[Stated exercise]
Each line that holds the word "benzoate" should be returned.

[Entries shown]
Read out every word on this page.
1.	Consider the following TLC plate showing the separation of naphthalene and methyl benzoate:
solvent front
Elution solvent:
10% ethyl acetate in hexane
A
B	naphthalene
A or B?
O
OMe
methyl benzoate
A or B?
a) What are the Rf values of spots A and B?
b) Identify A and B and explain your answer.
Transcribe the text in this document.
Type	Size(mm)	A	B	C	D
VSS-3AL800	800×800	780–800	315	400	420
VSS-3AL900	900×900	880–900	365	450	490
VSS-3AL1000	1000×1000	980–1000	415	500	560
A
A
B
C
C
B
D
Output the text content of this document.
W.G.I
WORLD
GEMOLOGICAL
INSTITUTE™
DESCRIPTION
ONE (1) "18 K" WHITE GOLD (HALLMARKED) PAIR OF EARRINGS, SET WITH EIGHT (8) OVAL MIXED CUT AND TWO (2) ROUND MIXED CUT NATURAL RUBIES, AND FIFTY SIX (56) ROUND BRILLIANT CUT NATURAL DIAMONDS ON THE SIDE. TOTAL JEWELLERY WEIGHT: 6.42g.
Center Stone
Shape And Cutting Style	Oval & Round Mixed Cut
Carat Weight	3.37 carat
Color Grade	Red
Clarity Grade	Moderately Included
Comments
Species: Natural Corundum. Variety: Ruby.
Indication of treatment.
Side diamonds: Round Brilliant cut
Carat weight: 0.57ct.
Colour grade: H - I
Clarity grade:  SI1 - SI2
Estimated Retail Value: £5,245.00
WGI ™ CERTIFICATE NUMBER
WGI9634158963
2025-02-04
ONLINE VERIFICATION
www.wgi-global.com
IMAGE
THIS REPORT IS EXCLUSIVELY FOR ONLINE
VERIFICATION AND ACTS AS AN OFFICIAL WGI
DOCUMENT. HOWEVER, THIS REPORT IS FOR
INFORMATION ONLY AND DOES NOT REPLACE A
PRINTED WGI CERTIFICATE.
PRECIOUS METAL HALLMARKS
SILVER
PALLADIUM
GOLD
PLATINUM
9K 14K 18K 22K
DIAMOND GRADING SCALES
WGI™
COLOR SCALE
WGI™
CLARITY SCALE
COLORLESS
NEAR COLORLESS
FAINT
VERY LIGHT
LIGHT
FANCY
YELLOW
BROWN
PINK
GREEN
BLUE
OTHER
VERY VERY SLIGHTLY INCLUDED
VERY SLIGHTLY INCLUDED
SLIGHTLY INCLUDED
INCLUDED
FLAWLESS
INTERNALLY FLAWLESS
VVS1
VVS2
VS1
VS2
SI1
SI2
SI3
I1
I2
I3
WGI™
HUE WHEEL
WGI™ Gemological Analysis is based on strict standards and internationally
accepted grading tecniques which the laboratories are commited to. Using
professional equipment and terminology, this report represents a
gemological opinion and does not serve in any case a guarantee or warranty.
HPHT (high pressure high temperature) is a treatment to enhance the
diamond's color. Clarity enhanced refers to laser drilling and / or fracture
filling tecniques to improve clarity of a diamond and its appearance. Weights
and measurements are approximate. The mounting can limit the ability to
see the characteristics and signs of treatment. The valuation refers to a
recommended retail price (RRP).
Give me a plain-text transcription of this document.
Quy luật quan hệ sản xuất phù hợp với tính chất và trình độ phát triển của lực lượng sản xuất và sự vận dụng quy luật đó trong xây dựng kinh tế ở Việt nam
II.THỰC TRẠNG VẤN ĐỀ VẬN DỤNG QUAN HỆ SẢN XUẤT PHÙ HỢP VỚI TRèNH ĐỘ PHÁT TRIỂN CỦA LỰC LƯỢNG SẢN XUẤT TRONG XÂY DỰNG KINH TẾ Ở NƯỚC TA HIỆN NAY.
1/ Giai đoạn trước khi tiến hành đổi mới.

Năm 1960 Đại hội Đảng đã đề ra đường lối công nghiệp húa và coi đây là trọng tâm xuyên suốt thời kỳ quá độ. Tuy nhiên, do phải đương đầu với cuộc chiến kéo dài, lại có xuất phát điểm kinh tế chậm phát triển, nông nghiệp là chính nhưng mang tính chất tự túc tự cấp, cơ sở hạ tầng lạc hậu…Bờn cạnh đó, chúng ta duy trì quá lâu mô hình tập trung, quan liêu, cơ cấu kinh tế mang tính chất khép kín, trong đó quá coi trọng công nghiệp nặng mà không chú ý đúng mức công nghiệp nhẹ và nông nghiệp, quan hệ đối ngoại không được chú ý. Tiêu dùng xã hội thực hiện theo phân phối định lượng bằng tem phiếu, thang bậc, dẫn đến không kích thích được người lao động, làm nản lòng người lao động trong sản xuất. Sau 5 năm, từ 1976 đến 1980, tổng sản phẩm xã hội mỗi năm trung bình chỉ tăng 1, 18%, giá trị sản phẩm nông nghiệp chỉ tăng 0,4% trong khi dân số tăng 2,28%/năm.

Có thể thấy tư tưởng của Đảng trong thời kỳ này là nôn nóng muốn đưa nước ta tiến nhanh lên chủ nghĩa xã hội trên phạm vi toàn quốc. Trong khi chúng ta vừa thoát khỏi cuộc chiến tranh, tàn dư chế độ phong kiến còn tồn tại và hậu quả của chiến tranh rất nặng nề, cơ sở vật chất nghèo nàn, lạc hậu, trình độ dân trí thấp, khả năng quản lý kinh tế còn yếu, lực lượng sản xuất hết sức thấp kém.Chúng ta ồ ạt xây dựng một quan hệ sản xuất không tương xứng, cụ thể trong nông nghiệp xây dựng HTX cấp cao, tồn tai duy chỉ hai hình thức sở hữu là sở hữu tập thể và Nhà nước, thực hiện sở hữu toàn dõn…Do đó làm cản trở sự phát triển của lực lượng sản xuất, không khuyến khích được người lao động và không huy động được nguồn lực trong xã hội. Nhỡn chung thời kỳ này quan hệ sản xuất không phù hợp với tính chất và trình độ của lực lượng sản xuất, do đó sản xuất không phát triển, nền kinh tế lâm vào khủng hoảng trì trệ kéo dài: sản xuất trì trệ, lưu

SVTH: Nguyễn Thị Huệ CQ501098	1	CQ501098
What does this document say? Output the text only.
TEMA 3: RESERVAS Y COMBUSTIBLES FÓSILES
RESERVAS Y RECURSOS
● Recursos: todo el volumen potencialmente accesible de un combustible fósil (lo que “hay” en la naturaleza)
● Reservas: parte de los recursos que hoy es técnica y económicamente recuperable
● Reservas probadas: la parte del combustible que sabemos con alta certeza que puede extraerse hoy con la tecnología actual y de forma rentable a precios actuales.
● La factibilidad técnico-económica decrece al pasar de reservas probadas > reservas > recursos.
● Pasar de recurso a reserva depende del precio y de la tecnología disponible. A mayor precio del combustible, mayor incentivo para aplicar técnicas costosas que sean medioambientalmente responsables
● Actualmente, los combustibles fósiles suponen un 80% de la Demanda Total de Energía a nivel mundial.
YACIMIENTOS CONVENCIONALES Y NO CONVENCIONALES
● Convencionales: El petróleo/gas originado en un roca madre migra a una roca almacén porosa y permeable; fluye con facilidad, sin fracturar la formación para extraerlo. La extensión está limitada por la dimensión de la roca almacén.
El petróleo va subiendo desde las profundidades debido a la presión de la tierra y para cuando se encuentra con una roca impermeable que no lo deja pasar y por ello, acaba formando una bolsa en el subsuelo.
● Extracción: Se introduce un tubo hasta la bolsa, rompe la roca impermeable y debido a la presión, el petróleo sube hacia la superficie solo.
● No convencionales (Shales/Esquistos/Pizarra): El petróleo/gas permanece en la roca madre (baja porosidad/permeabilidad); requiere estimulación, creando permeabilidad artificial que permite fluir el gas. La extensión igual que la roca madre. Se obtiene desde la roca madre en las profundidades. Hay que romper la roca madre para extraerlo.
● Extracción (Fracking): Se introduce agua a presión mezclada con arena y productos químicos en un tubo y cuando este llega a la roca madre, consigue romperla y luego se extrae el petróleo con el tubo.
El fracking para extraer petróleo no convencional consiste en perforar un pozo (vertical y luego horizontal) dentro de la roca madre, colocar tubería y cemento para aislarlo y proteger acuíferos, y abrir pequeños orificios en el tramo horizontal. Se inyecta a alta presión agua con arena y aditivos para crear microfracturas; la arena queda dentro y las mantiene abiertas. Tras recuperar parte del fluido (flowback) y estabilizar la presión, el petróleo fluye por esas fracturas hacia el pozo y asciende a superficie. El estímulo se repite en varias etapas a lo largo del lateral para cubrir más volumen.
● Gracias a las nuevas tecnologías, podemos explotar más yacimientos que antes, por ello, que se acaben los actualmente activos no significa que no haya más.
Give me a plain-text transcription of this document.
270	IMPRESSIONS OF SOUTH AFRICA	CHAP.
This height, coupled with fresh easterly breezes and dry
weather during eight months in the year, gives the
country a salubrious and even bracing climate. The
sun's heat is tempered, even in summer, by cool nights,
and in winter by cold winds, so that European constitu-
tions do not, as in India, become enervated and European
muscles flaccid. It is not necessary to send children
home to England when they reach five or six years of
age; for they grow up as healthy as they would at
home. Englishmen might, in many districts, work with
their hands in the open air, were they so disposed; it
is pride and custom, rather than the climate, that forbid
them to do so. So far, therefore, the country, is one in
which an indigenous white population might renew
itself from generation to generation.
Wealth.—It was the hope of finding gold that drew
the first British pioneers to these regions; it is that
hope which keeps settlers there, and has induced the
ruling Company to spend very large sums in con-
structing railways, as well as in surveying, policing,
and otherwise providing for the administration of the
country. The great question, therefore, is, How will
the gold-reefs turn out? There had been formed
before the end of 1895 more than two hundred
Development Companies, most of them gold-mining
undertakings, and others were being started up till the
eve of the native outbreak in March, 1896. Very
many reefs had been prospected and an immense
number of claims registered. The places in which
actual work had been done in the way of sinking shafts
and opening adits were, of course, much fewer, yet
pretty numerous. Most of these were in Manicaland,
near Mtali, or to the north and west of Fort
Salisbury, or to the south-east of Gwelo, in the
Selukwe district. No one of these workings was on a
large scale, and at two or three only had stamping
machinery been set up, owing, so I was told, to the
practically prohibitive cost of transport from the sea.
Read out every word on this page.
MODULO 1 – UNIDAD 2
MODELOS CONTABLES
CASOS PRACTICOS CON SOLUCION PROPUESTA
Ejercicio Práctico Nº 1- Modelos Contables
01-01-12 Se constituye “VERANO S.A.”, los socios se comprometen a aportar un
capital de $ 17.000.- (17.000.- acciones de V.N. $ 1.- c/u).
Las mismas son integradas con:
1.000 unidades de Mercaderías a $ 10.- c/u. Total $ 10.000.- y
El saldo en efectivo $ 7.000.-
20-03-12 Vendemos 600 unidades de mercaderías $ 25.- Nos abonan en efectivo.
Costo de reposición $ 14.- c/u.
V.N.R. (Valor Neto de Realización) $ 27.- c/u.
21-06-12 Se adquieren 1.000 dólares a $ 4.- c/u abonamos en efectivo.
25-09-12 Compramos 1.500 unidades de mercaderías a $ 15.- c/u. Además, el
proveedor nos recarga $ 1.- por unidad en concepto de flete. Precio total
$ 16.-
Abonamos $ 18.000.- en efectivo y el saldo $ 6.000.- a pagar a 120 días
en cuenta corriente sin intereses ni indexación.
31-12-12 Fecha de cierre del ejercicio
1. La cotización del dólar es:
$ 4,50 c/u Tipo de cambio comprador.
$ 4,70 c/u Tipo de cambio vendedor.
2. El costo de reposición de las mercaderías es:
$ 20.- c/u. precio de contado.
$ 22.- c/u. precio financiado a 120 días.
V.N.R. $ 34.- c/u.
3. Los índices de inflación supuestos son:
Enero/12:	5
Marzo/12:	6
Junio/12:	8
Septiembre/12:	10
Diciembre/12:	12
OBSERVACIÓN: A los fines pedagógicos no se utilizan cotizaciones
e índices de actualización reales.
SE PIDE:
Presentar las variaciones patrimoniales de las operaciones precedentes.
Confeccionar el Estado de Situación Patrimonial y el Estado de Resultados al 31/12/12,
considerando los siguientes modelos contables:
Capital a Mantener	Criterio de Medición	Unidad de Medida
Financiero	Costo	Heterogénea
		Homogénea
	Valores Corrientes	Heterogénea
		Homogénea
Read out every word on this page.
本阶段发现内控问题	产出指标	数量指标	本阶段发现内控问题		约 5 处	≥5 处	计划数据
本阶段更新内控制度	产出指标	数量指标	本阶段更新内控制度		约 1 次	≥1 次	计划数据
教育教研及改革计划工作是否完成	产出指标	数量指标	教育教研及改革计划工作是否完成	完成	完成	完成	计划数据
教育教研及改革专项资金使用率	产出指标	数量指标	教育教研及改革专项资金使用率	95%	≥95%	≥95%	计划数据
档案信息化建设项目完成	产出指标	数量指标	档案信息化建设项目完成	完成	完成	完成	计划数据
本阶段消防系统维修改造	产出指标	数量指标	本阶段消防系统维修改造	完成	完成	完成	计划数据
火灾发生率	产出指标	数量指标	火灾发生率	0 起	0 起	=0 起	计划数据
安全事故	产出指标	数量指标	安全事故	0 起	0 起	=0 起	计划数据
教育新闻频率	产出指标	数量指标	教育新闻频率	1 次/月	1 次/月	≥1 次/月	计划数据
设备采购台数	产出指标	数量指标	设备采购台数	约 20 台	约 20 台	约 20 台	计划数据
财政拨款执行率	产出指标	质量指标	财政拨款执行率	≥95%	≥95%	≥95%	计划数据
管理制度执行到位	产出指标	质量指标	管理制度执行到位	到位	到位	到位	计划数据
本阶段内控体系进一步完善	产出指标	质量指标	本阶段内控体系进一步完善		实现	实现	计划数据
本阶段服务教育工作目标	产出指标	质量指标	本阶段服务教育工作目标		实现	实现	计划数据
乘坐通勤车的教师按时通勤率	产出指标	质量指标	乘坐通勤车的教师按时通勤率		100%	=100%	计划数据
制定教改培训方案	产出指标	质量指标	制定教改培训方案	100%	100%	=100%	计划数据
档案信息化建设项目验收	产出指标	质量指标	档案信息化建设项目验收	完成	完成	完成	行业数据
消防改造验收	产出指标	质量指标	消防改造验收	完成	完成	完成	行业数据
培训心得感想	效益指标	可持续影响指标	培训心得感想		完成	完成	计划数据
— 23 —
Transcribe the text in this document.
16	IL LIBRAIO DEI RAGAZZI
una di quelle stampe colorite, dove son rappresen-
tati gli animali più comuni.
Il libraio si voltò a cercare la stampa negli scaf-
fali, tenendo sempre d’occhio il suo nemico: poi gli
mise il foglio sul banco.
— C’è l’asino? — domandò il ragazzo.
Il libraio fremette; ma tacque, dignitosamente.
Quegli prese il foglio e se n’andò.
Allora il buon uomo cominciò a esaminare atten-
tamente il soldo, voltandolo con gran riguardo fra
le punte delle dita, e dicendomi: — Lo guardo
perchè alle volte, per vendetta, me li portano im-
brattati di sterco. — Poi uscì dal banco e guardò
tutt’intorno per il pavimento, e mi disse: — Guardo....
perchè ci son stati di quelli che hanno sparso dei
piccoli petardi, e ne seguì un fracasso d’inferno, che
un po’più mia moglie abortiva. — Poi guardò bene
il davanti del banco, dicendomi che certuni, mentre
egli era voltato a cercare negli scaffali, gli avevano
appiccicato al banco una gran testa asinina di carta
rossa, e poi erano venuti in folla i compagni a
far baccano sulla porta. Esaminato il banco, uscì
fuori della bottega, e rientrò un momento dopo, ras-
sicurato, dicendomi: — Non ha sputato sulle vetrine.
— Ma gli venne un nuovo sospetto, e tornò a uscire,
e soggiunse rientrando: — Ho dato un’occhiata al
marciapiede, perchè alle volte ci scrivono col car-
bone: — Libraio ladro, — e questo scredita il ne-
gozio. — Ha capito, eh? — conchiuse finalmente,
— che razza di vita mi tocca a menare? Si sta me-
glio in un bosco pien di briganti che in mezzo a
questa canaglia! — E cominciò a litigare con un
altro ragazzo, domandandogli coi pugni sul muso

[Expected answer]
1.	Consider the following TLC plate showing the separation of naphthalene and methyl benzoate:
methyl benzoate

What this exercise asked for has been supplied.